• [WRITTEN PROBLEM] Report all lines holding "till".
===== DATA SUPPLIED =====
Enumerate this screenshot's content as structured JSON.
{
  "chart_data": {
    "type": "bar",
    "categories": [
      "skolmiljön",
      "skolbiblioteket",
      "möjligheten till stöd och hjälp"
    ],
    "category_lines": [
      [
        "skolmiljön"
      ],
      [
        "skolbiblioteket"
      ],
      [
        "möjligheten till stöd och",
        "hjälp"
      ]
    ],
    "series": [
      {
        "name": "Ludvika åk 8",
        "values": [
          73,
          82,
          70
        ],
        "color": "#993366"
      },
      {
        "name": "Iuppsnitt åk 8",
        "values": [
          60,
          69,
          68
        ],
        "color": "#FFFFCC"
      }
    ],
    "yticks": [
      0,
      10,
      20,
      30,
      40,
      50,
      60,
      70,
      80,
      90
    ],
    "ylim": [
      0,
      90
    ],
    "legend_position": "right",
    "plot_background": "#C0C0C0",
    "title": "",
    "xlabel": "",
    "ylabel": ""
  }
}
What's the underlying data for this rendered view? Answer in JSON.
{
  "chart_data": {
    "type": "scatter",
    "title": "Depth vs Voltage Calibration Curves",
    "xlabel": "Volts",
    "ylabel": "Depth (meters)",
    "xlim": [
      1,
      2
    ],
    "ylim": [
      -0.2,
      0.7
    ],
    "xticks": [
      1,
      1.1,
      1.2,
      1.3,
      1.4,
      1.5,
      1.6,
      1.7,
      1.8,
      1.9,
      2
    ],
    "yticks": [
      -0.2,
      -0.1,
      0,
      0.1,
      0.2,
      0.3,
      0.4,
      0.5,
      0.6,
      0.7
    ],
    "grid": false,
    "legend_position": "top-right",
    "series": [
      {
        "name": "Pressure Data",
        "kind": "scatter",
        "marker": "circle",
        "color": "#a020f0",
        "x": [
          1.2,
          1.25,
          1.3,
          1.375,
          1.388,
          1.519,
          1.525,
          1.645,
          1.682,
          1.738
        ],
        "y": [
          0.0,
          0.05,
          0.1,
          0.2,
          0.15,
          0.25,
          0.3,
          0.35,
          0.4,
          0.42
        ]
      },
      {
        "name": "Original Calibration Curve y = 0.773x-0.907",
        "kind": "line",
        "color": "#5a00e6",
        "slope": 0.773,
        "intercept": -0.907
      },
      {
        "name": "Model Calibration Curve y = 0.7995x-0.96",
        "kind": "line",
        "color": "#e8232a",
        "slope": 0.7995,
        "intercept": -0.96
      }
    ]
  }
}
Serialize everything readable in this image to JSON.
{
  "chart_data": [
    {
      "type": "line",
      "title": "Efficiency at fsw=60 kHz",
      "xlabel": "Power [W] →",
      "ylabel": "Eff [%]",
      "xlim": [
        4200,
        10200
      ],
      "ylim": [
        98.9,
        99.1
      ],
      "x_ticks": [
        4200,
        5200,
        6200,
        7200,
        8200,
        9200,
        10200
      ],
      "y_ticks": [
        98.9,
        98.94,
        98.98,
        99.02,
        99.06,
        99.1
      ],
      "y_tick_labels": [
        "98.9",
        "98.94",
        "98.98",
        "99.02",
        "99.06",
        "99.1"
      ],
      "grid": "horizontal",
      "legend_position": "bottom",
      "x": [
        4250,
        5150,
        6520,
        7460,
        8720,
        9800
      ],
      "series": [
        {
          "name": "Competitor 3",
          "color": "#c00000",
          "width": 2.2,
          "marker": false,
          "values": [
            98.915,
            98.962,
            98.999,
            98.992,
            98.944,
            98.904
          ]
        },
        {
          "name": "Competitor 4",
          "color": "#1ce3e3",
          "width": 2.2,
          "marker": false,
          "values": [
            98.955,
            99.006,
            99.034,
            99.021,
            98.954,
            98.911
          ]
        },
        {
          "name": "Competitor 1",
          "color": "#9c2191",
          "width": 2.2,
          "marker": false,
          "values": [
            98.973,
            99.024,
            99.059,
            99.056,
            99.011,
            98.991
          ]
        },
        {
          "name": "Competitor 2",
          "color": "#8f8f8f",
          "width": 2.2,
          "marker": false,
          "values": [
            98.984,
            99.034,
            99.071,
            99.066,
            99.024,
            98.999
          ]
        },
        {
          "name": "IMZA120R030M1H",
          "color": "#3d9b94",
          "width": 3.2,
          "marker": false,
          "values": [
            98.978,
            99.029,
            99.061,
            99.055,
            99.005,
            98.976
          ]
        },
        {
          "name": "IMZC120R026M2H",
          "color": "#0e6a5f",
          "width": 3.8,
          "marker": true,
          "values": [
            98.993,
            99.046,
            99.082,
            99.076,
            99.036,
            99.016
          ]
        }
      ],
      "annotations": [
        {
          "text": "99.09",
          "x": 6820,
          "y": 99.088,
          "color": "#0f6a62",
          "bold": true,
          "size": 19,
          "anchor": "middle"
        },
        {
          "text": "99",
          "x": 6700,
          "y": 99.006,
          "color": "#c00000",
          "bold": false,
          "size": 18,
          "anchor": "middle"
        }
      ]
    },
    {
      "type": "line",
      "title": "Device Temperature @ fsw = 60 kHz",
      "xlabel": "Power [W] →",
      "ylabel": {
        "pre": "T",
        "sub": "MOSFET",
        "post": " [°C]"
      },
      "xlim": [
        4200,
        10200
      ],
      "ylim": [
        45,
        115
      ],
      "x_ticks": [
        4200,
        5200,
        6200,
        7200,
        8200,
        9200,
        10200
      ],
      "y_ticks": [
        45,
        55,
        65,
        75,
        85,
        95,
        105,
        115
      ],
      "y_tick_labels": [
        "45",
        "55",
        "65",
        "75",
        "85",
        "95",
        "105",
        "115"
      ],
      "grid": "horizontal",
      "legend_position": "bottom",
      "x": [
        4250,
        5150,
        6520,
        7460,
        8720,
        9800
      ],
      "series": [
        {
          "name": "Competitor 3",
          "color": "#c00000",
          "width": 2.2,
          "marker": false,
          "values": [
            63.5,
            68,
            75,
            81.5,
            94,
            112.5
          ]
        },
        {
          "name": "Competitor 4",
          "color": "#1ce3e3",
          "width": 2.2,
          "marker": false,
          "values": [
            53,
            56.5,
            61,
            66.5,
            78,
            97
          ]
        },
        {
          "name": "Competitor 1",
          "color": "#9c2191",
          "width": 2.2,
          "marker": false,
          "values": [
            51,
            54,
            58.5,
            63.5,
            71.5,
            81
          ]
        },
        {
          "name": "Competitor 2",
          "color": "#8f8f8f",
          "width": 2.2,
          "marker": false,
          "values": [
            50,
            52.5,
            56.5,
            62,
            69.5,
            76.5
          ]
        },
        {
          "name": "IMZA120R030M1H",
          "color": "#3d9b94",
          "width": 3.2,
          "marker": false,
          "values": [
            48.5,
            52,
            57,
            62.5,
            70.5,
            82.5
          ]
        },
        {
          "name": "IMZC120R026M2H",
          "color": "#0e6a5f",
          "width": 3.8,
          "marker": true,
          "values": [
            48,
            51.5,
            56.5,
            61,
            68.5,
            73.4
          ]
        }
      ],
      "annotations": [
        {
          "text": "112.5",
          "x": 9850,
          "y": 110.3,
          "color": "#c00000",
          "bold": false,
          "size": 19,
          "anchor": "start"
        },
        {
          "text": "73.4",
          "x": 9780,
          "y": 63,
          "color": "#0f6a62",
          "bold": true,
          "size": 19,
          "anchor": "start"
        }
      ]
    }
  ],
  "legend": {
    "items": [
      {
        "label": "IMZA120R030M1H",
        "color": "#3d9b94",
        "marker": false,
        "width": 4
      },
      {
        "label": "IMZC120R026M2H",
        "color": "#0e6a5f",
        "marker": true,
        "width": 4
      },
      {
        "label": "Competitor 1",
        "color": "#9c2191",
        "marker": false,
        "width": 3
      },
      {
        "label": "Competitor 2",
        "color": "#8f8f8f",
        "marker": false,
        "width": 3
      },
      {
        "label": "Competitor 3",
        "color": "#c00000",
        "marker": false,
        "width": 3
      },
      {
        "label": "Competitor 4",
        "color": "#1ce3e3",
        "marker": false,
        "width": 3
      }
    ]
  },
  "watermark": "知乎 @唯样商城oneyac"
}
=====
• [TASK SOLUTION]
      "möjligheten till stöd och hjälp"
        "möjligheten till stöd och",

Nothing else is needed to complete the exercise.